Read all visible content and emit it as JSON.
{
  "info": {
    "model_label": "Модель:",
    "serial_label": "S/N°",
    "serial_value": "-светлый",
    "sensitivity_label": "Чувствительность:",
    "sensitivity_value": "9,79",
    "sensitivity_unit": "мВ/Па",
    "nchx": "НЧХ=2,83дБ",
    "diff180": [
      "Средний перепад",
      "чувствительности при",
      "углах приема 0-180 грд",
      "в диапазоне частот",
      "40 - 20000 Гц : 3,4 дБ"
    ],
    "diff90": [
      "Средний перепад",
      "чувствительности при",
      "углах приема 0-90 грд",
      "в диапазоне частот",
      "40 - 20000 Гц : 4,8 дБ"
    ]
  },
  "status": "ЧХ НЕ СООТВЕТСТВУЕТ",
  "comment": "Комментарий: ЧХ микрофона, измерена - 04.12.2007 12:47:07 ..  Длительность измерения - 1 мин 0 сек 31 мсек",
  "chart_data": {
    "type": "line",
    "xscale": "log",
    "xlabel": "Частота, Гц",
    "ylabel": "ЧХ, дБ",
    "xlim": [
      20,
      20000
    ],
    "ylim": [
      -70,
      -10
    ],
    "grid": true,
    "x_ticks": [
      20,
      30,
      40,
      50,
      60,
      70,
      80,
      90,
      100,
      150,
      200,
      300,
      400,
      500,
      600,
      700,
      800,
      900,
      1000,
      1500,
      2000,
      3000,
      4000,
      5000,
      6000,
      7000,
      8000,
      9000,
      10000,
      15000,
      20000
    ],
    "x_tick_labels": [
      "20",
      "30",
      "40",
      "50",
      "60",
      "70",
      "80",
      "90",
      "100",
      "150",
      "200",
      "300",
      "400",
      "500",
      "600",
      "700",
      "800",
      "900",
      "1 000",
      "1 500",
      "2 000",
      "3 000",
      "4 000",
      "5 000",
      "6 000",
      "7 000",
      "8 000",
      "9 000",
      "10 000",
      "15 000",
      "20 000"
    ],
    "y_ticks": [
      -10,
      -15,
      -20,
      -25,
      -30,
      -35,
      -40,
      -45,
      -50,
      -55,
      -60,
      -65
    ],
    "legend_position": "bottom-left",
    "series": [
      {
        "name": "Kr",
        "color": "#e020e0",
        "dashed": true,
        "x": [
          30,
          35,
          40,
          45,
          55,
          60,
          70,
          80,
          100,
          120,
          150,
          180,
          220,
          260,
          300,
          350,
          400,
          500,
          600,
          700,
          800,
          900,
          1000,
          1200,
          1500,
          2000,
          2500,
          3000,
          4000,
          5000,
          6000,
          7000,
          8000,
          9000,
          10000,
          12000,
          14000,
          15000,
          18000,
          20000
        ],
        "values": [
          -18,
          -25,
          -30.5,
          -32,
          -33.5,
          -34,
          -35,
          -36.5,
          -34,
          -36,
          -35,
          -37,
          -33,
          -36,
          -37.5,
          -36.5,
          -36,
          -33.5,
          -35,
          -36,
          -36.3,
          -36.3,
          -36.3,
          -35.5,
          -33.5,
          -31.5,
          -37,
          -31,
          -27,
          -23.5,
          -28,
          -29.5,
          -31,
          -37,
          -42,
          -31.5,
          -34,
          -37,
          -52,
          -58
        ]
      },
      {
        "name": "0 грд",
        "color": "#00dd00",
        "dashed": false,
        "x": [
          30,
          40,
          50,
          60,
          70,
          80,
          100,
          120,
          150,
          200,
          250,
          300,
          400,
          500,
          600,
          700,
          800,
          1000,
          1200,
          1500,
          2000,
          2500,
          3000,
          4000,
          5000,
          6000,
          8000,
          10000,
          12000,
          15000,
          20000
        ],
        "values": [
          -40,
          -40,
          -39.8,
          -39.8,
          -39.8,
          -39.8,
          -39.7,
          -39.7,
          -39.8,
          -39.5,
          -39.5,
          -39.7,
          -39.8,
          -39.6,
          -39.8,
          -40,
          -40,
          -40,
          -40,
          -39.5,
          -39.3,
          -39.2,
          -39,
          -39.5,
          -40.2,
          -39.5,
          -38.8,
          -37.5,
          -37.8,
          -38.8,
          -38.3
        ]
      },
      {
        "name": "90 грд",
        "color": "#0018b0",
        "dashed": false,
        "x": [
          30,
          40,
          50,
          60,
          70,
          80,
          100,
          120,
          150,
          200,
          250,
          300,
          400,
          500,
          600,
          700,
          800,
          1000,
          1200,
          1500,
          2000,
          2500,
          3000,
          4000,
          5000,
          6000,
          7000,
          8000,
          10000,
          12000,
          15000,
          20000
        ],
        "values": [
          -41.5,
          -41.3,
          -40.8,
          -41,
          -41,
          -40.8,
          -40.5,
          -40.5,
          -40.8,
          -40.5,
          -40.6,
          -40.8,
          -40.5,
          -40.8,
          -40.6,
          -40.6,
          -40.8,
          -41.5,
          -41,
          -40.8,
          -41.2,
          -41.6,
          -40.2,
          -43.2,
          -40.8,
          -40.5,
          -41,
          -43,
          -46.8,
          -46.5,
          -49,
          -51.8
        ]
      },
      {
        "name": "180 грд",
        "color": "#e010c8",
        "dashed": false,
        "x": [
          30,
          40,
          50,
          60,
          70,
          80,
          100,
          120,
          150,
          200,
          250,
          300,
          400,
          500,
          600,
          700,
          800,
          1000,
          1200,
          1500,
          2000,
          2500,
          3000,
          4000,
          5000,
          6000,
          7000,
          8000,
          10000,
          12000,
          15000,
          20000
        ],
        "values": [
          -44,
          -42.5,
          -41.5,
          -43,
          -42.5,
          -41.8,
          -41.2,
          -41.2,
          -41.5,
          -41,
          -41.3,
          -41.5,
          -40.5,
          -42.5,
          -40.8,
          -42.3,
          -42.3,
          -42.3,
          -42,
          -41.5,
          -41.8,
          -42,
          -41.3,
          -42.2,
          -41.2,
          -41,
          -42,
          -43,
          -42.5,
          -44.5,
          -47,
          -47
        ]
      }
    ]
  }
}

What needs to be done » Give the entries again in full, exactly as they are written.

Output of the exercise »
Read all visible content and emit it as JSON.
{
  "info": {
    "model_label": "Модель:",
    "serial_label": "S/N°",
    "serial_value": "-светлый",
    "sensitivity_label": "Чувствительность:",
    "sensitivity_value": "9,79",
    "sensitivity_unit": "мВ/Па",
    "nchx": "НЧХ=2,83дБ",
    "diff180": [
      "Средний перепад",
      "чувствительности при",
      "углах приема 0-180 грд",
      "в диапазоне частот",
      "40 - 20000 Гц : 3,4 дБ"
    ],
    "diff90": [
      "Средний перепад",
      "чувствительности при",
      "углах приема 0-90 грд",
      "в диапазоне частот",
      "40 - 20000 Гц : 4,8 дБ"
    ]
  },
  "status": "ЧХ НЕ СООТВЕТСТВУЕТ",
  "comment": "Комментарий: ЧХ микрофона, измерена - 04.12.2007 12:47:07 ..  Длительность измерения - 1 мин 0 сек 31 мсек",
  "chart_data": {
    "type": "line",
    "xscale": "log",
    "xlabel": "Частота, Гц",
    "ylabel": "ЧХ, дБ",
    "xlim": [
      20,
      20000
    ],
    "ylim": [
      -70,
      -10
    ],
    "grid": true,
    "x_ticks": [
      20,
      30,
      40,
      50,
      60,
      70,
      80,
      90,
      100,
      150,
      200,
      300,
      400,
      500,
      600,
      700,
      800,
      900,
      1000,
      1500,
      2000,
      3000,
      4000,
      5000,
      6000,
      7000,
      8000,
      9000,
      10000,
      15000,
      20000
    ],
    "x_tick_labels": [
      "20",
      "30",
      "40",
      "50",
      "60",
      "70",
      "80",
      "90",
      "100",
      "150",
      "200",
      "300",
      "400",
      "500",
      "600",
      "700",
      "800",
      "900",
      "1 000",
      "1 500",
      "2 000",
      "3 000",
      "4 000",
      "5 000",
      "6 000",
      "7 000",
      "8 000",
      "9 000",
      "10 000",
      "15 000",
      "20 000"
    ],
    "y_ticks": [
      -10,
      -15,
      -20,
      -25,
      -30,
      -35,
      -40,
      -45,
      -50,
      -55,
      -60,
      -65
    ],
    "legend_position": "bottom-left",
    "series": [
      {
        "name": "Kr",
        "color": "#e020e0",
        "dashed": true,
        "x": [
          30,
          35,
          40,
          45,
          55,
          60,
          70,
          80,
          100,
          120,
          150,
          180,
          220,
          260,
          300,
          350,
          400,
          500,
          600,
          700,
          800,
          900,
          1000,
          1200,
          1500,
          2000,
          2500,
          3000,
          4000,
          5000,
          6000,
          7000,
          8000,
          9000,
          10000,
          12000,
          14000,
          15000,
          18000,
          20000
        ],
        "values": [
          -18,
          -25,
          -30.5,
          -32,
          -33.5,
          -34,
          -35,
          -36.5,
          -34,
          -36,
          -35,
          -37,
          -33,
          -36,
          -37.5,
          -36.5,
          -36,
          -33.5,
          -35,
          -36,
          -36.3,
          -36.3,
          -36.3,
          -35.5,
          -33.5,
          -31.5,
          -37,
          -31,
          -27,
          -23.5,
          -28,
          -29.5,
          -31,
          -37,
          -42,
          -31.5,
          -34,
          -37,
          -52,
          -58
        ]
      },
      {
        "name": "0 грд",
        "color": "#00dd00",
        "dashed": false,
        "x": [
          30,
          40,
          50,
          60,
          70,
          80,
          100,
          120,
          150,
          200,
          250,
          300,
          400,
          500,
          600,
          700,
          800,
          1000,
          1200,
          1500,
          2000,
          2500,
          3000,
          4000,
          5000,
          6000,
          8000,
          10000,
          12000,
          15000,
          20000
        ],
        "values": [
          -40,
          -40,
          -39.8,
          -39.8,
          -39.8,
          -39.8,
          -39.7,
          -39.7,
          -39.8,
          -39.5,
          -39.5,
          -39.7,
          -39.8,
          -39.6,
          -39.8,
          -40,
          -40,
          -40,
          -40,
          -39.5,
          -39.3,
          -39.2,
          -39,
          -39.5,
          -40.2,
          -39.5,
          -38.8,
          -37.5,
          -37.8,
          -38.8,
          -38.3
        ]
      },
      {
        "name": "90 грд",
        "color": "#0018b0",
        "dashed": false,
        "x": [
          30,
          40,
          50,
          60,
          70,
          80,
          100,
          120,
          150,
          200,
          250,
          300,
          400,
          500,
          600,
          700,
          800,
          1000,
          1200,
          1500,
          2000,
          2500,
          3000,
          4000,
          5000,
          6000,
          7000,
          8000,
          10000,
          12000,
          15000,
          20000
        ],
        "values": [
          -41.5,
          -41.3,
          -40.8,
          -41,
          -41,
          -40.8,
          -40.5,
          -40.5,
          -40.8,
          -40.5,
          -40.6,
          -40.8,
          -40.5,
          -40.8,
          -40.6,
          -40.6,
          -40.8,
          -41.5,
          -41,
          -40.8,
          -41.2,
          -41.6,
          -40.2,
          -43.2,
          -40.8,
          -40.5,
          -41,
          -43,
          -46.8,
          -46.5,
          -49,
          -51.8
        ]
      },
      {
        "name": "180 грд",
        "color": "#e010c8",
        "dashed": false,
        "x": [
          30,
          40,
          50,
          60,
          70,
          80,
          100,
          120,
          150,
          200,
          250,
          300,
          400,
          500,
          600,
          700,
          800,
          1000,
          1200,
          1500,
          2000,
          2500,
          3000,
          4000,
          5000,
          6000,
          7000,
          8000,
          10000,
          12000,
          15000,
          20000
        ],
        "values": [
          -44,
          -42.5,
          -41.5,
          -43,
          -42.5,
          -41.8,
          -41.2,
          -41.2,
          -41.5,
          -41,
          -41.3,
          -41.5,
          -40.5,
          -42.5,
          -40.8,
          -42.3,
          -42.3,
          -42.3,
          -42,
          -41.5,
          -41.8,
          -42,
          -41.3,
          -42.2,
          -41.2,
          -41,
          -42,
          -43,
          -42.5,
          -44.5,
          -47,
          -47
        ]
      }
    ]
  }
}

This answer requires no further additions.